- Exercise details: Repeat all the material exactly; pictures stay out of your copy.
** BEGIN Data in this exercise **
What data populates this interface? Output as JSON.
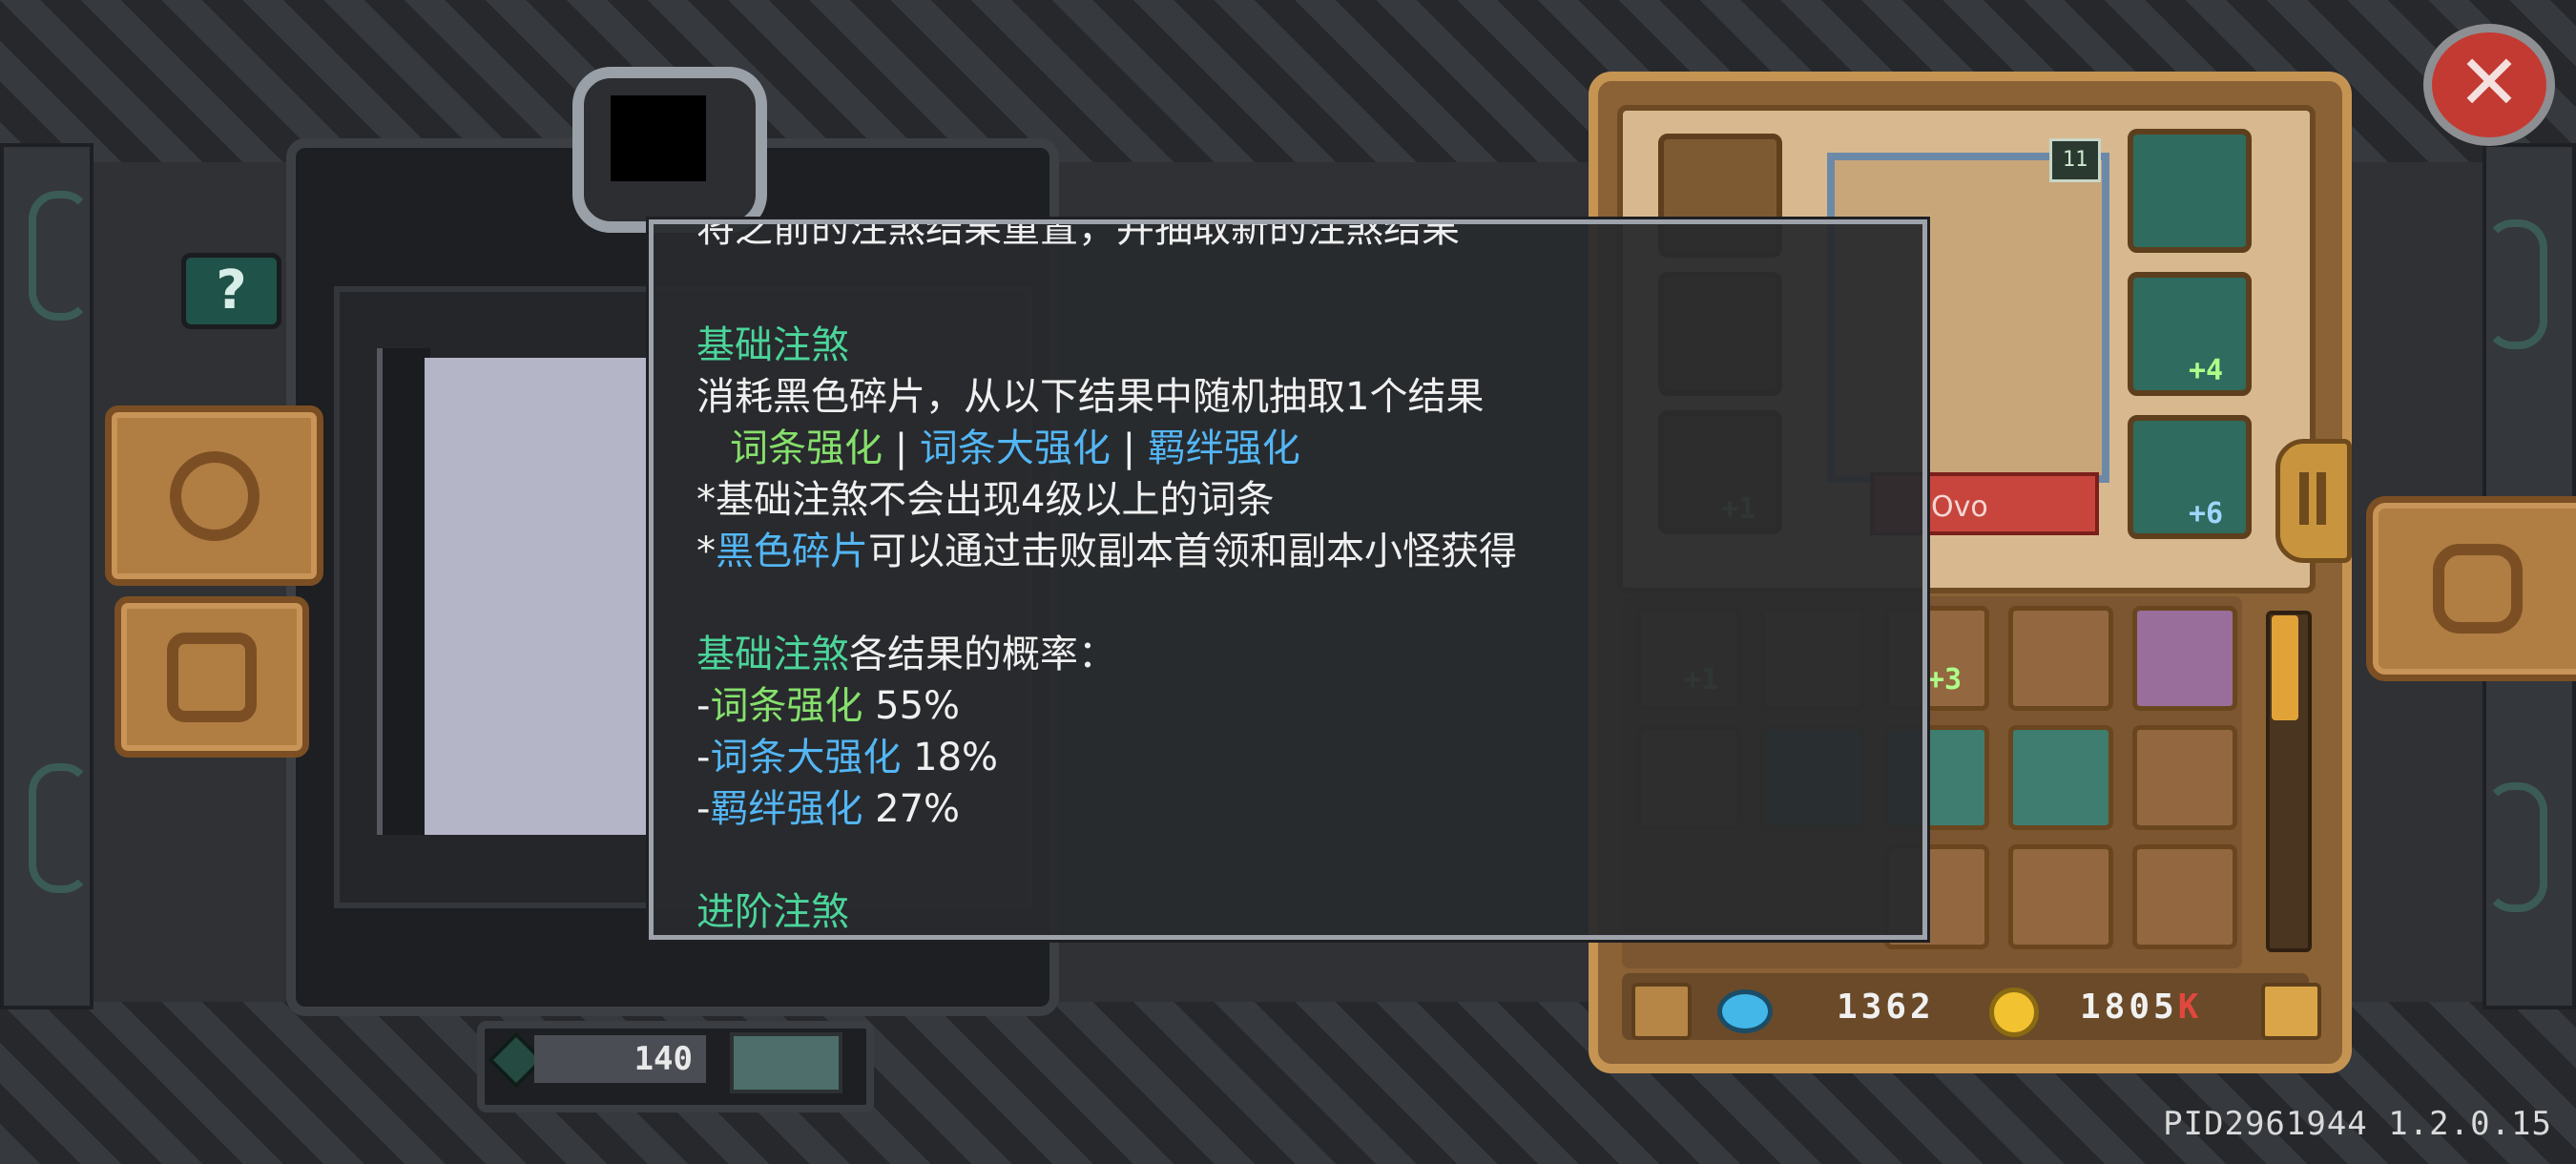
{
  "colors": {
    "formula_green": "#4bd59a",
    "link_blue": "#53b6f5",
    "affix_green": "#86e06c",
    "close_red": "#c33a33",
    "k_red": "#e0473f"
  },
  "help_button": "?",
  "close_icon": "x-close-icon",
  "resource": {
    "count": "140"
  },
  "currency": {
    "gems": "1362",
    "gold": "1805",
    "gold_suffix": "K"
  },
  "character": {
    "name_partial": "Ovo",
    "level_badge": "11"
  },
  "equipment_labels": {
    "plus_4": "+4",
    "plus_6": "+6",
    "plus_1": "+1",
    "plus_3": "+3",
    "plus_1b": "+1"
  },
  "tooltip": {
    "line_top": "将之前的注煞结果重置，并抽取新的注煞结果",
    "basic_title": "基础注煞",
    "basic_desc": "消耗黑色碎片，从以下结果中随机抽取1个结果",
    "options": {
      "opt1": "词条强化",
      "sep1": " | ",
      "opt2": "词条大强化",
      "sep2": " | ",
      "opt3": "羁绊强化"
    },
    "note1": "*基础注煞不会出现4级以上的词条",
    "note2_prefix": "*",
    "note2_link": "黑色碎片",
    "note2_rest": "可以通过击败副本首领和副本小怪获得",
    "prob_title_colored": "基础注煞",
    "prob_title_rest": "各结果的概率：",
    "probs": [
      {
        "dash": "-",
        "name": "词条强化",
        "value": " 55%"
      },
      {
        "dash": "-",
        "name": "词条大强化",
        "value": " 18%"
      },
      {
        "dash": "-",
        "name": "羁绊强化",
        "value": " 27%"
      }
    ],
    "advanced_title": "进阶注煞"
  },
  "version": "PID2961944 1.2.0.15"
}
** END Data in this exercise **
- Output of the task:
What data populates this interface? Output as JSON.
{
  "colors": {
    "formula_green": "#4bd59a",
    "link_blue": "#53b6f5",
    "affix_green": "#86e06c",
    "close_red": "#c33a33",
    "k_red": "#e0473f"
  },
  "help_button": "?",
  "close_icon": "x-close-icon",
  "resource": {
    "count": "140"
  },
  "currency": {
    "gems": "1362",
    "gold": "1805",
    "gold_suffix": "K"
  },
  "character": {
    "name_partial": "Ovo",
    "level_badge": "11"
  },
  "equipment_labels": {
    "plus_4": "+4",
    "plus_6": "+6",
    "plus_1": "+1",
    "plus_3": "+3",
    "plus_1b": "+1"
  },
  "tooltip": {
    "line_top": "将之前的注煞结果重置，并抽取新的注煞结果",
    "basic_title": "基础注煞",
    "basic_desc": "消耗黑色碎片，从以下结果中随机抽取1个结果",
    "options": {
      "opt1": "词条强化",
      "sep1": " | ",
      "opt2": "词条大强化",
      "sep2": " | ",
      "opt3": "羁绊强化"
    },
    "note1": "*基础注煞不会出现4级以上的词条",
    "note2_prefix": "*",
    "note2_link": "黑色碎片",
    "note2_rest": "可以通过击败副本首领和副本小怪获得",
    "prob_title_colored": "基础注煞",
    "prob_title_rest": "各结果的概率：",
    "probs": [
      {
        "dash": "-",
        "name": "词条强化",
        "value": " 55%"
      },
      {
        "dash": "-",
        "name": "词条大强化",
        "value": " 18%"
      },
      {
        "dash": "-",
        "name": "羁绊强化",
        "value": " 27%"
      }
    ],
    "advanced_title": "进阶注煞"
  },
  "version": "PID2961944 1.2.0.15"
}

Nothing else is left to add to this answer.